Records

--- Start ---

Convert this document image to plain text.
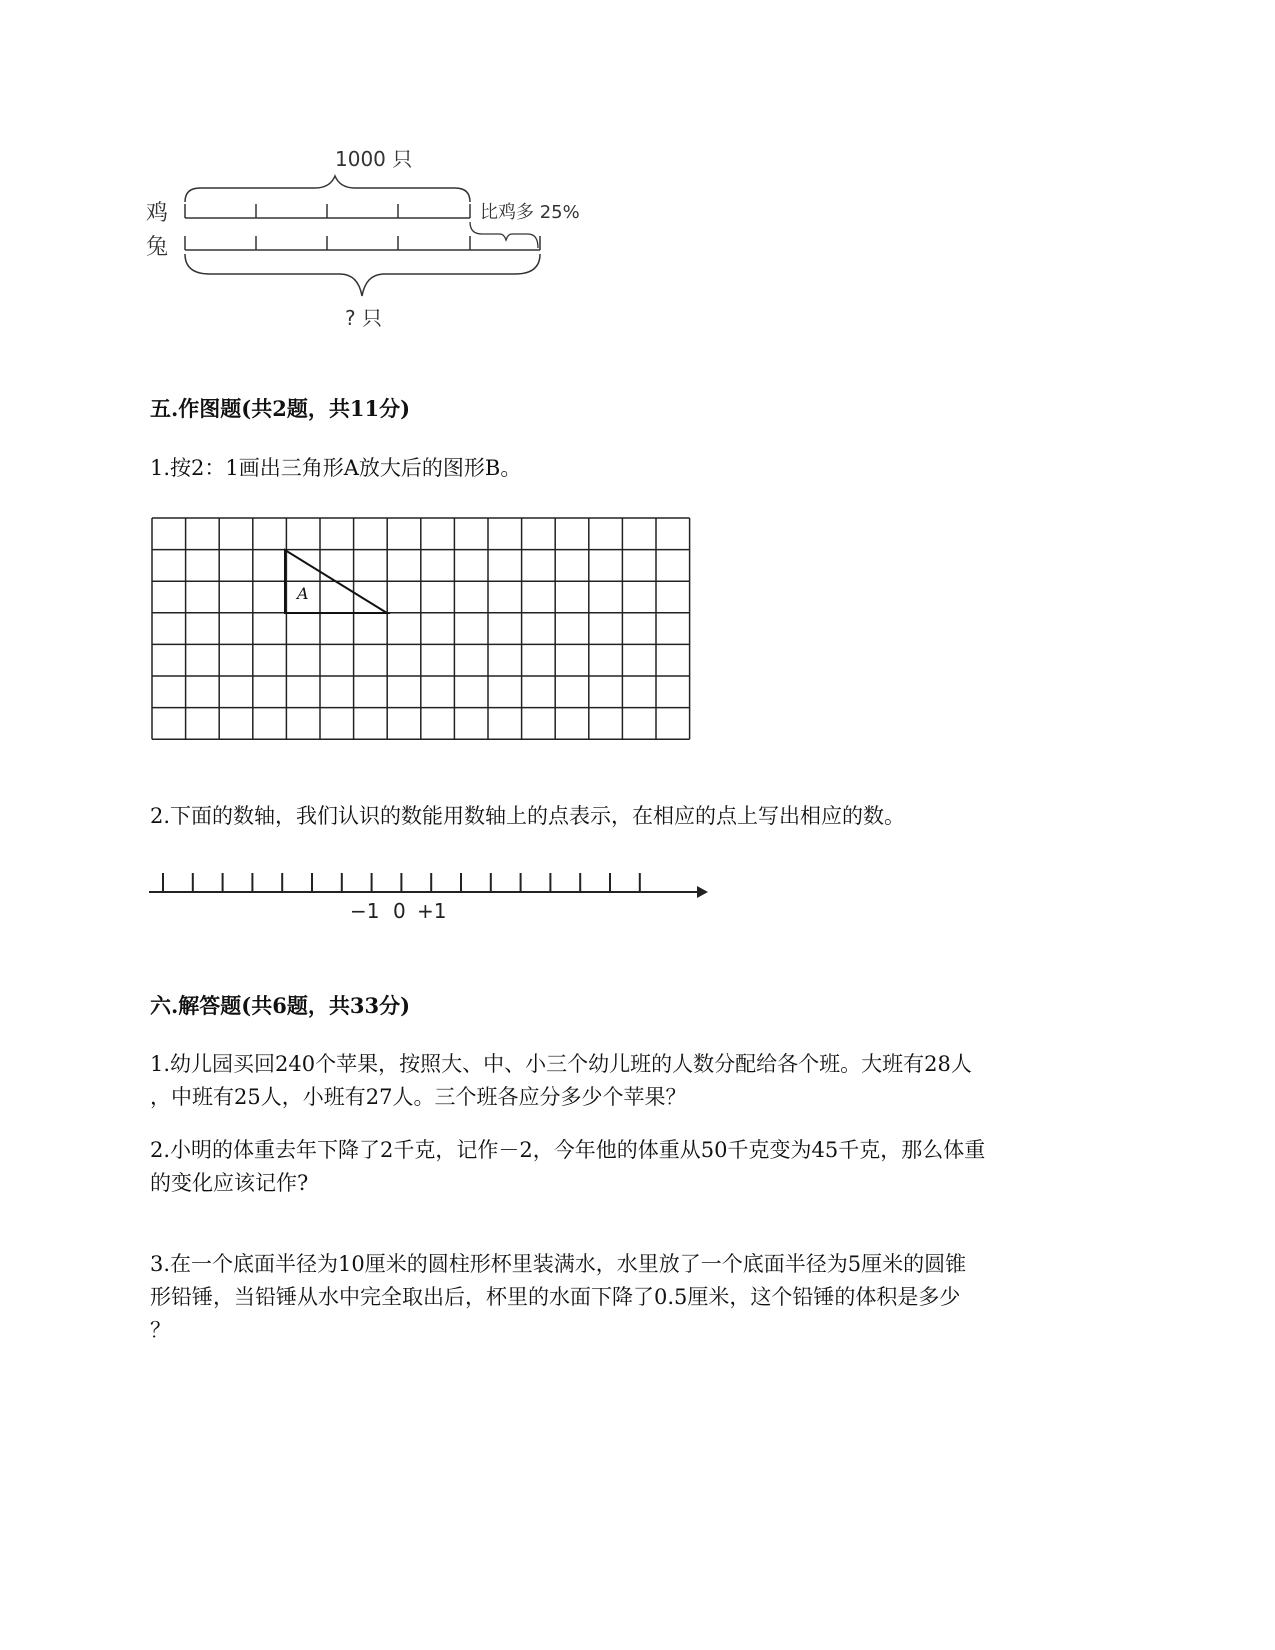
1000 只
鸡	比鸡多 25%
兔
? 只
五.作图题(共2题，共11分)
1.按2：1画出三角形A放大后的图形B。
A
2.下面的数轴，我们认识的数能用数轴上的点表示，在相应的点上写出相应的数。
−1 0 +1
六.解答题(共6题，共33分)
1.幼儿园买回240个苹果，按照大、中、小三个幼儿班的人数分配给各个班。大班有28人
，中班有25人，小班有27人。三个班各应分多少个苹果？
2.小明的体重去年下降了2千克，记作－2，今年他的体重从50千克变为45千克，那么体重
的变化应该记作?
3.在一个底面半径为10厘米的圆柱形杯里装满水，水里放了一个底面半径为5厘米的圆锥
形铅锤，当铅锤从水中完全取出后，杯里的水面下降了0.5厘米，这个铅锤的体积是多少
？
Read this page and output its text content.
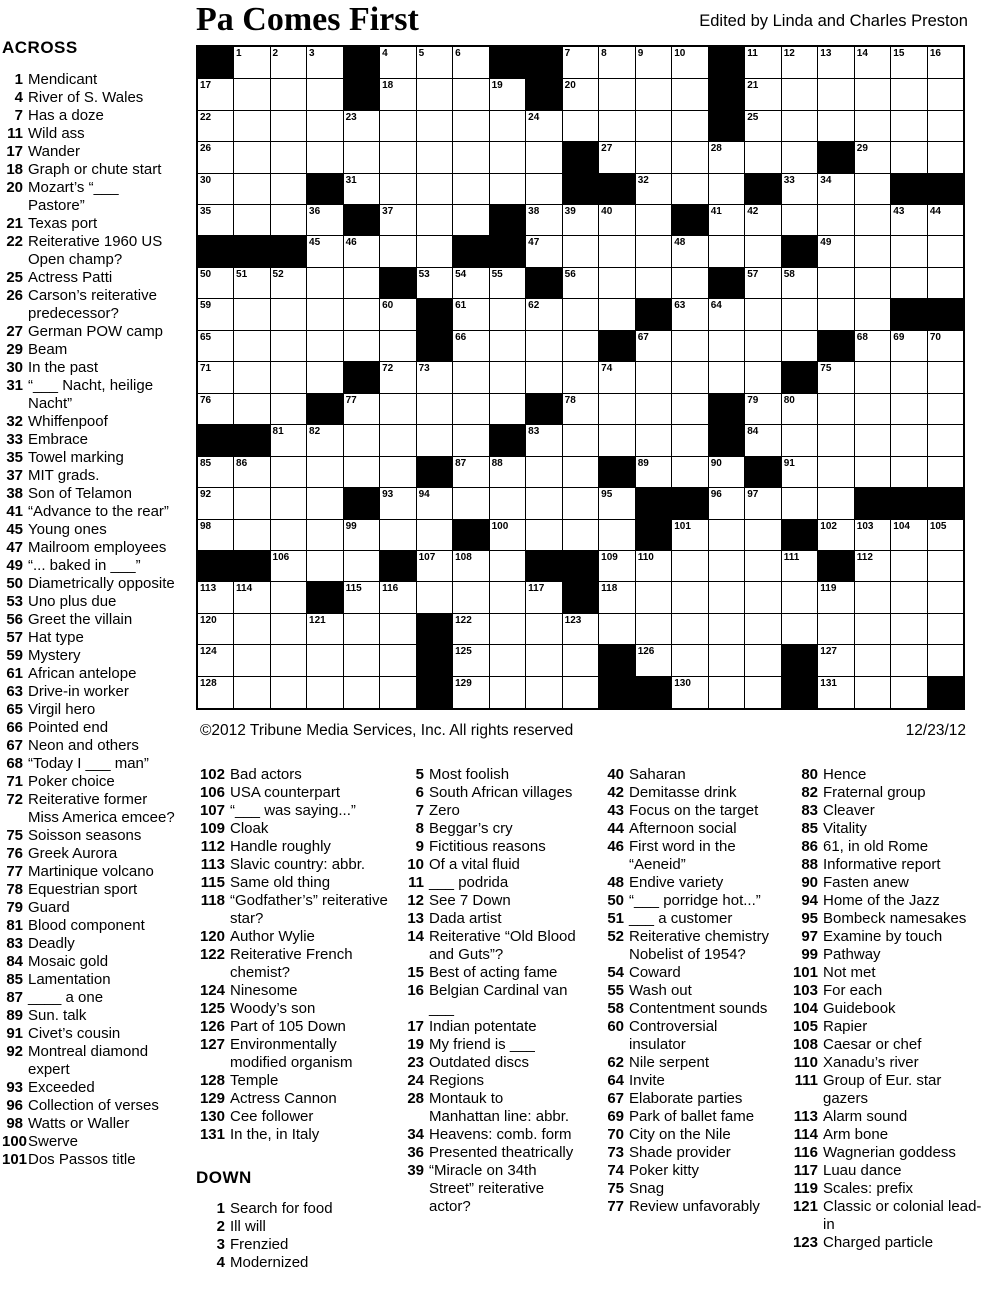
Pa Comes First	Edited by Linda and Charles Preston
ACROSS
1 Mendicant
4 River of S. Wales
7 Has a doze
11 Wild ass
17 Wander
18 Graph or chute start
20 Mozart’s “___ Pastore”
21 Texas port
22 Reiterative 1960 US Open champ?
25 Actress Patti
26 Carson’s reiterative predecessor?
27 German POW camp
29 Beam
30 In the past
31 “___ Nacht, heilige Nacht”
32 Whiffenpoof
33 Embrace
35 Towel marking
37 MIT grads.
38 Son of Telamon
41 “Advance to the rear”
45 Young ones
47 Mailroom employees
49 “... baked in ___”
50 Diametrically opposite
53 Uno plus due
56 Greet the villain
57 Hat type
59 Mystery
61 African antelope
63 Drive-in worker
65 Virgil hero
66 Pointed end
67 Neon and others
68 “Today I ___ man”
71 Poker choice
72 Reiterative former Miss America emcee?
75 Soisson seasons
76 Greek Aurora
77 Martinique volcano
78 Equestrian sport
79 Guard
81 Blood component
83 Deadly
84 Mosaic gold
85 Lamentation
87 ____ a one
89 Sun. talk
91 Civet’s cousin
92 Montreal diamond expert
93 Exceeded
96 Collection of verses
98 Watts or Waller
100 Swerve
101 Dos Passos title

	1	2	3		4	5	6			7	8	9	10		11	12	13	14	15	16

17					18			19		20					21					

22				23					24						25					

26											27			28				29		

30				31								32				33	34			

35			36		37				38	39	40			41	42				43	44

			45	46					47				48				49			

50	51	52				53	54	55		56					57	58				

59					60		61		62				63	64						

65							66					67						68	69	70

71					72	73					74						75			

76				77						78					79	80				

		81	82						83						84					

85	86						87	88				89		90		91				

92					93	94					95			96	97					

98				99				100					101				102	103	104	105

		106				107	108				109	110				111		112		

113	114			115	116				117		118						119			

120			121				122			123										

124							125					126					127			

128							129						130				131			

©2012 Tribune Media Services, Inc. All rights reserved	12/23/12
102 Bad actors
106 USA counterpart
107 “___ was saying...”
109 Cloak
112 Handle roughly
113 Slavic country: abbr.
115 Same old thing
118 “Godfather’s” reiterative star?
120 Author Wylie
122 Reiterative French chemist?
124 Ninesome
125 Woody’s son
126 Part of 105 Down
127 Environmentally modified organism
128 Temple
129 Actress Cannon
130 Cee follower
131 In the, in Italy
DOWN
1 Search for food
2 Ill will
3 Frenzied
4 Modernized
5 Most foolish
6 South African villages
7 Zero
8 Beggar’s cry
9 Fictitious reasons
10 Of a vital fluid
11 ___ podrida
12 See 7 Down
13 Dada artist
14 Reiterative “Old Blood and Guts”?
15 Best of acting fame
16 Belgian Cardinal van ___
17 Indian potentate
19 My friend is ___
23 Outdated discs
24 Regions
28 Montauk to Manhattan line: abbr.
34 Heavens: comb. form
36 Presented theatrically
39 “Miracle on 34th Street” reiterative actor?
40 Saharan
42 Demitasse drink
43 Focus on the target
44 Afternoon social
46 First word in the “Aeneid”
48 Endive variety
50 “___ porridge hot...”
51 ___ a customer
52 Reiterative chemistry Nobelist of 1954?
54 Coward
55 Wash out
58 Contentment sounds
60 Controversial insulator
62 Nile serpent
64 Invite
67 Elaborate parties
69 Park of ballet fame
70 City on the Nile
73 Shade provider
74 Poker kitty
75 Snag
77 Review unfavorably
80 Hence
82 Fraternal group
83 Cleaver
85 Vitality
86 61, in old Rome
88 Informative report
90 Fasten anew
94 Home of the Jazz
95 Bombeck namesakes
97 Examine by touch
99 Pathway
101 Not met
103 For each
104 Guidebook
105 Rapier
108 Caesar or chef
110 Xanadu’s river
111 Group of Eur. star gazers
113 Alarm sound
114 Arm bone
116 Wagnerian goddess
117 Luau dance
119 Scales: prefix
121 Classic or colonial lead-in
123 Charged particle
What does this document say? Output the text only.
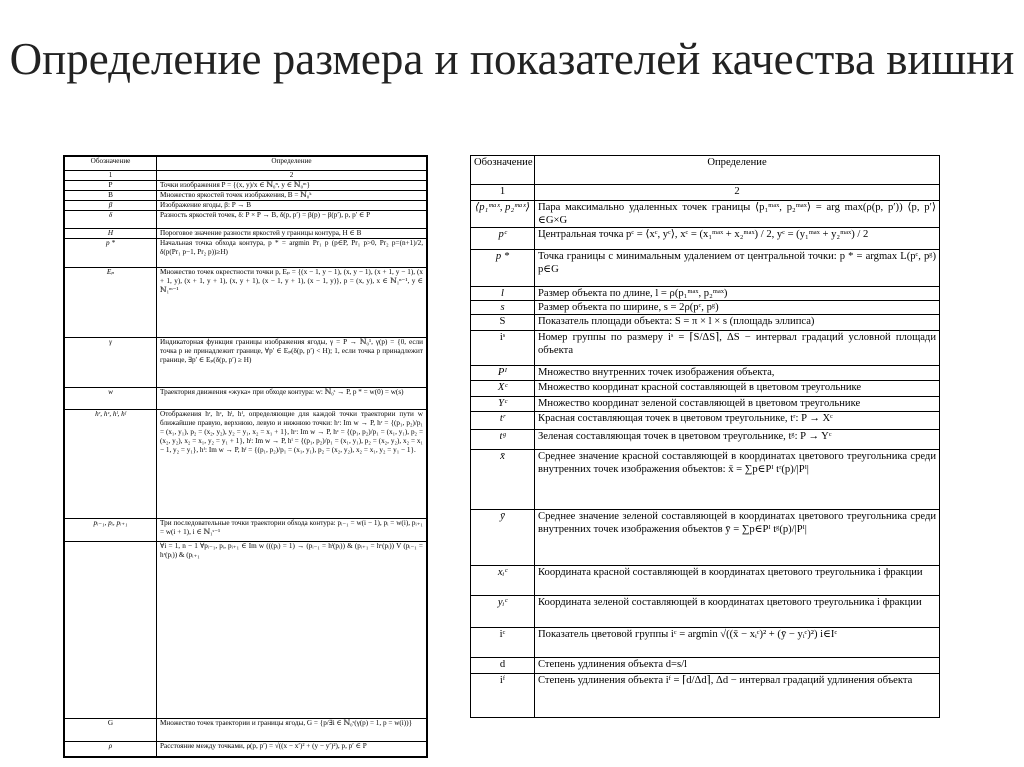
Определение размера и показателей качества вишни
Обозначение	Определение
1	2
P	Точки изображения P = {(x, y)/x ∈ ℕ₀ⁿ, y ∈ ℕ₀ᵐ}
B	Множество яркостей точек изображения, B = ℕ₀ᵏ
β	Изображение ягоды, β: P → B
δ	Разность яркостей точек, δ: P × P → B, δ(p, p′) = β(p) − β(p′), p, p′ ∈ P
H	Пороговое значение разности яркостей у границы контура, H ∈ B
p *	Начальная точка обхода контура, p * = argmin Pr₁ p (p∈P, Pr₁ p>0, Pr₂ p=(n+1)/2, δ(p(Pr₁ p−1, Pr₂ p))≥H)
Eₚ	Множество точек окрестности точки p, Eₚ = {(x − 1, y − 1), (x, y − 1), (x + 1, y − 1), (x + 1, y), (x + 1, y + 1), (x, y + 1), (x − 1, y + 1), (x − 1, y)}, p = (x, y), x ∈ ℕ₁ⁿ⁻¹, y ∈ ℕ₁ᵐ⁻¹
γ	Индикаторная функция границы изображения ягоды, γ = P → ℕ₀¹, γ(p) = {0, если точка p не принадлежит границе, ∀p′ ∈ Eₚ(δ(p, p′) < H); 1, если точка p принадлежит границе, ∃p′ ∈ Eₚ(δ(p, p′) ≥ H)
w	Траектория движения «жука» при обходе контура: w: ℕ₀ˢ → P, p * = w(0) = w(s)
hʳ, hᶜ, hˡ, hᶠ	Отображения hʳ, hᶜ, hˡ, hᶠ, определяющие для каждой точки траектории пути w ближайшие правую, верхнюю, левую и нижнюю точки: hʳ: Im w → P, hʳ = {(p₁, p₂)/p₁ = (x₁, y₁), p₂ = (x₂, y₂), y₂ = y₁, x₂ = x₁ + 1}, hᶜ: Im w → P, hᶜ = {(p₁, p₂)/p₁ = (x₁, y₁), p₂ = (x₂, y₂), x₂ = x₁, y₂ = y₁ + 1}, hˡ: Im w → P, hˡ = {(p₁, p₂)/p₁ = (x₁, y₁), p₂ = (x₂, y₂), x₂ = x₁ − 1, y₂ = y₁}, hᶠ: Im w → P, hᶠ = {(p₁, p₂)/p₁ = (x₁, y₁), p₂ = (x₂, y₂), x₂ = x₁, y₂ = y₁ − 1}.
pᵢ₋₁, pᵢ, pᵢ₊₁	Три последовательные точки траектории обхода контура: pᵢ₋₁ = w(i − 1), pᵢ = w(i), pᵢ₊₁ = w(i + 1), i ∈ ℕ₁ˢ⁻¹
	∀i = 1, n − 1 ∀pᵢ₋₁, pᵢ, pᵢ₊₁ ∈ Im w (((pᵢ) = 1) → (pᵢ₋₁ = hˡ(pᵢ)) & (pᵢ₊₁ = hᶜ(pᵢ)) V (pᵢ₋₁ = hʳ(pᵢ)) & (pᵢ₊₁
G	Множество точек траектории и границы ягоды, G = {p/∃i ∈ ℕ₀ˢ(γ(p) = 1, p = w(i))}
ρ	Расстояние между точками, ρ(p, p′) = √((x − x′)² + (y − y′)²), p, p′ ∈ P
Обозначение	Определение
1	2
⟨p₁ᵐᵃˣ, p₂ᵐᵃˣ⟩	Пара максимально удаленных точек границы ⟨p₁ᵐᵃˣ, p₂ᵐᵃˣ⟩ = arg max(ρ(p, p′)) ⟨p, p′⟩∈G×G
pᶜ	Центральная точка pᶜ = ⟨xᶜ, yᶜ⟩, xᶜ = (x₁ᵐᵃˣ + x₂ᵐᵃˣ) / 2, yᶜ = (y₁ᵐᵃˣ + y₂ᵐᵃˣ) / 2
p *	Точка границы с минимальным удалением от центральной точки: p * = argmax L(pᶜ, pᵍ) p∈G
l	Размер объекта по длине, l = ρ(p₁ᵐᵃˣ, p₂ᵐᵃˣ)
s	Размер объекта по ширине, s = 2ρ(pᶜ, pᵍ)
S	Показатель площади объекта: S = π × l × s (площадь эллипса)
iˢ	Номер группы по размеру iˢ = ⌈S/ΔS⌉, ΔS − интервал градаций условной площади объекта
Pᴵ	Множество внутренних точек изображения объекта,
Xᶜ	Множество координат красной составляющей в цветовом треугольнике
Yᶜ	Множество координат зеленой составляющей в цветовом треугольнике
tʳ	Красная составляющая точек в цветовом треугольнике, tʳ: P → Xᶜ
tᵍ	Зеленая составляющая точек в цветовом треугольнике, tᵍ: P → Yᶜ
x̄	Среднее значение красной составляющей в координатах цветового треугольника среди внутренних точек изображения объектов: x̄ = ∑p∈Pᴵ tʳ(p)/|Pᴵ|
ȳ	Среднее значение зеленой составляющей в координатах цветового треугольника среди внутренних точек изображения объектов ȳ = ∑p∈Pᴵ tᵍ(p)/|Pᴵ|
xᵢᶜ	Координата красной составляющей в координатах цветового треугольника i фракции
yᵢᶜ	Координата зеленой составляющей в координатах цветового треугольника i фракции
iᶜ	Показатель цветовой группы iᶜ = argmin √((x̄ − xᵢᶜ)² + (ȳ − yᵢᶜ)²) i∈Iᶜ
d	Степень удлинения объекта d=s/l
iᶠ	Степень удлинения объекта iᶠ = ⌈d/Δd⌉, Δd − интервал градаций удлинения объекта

--- End ---

Problem details: Determine the number of lines in the listing that hold the word "First", and supply that number and nothing further.

Result for this exercise: 2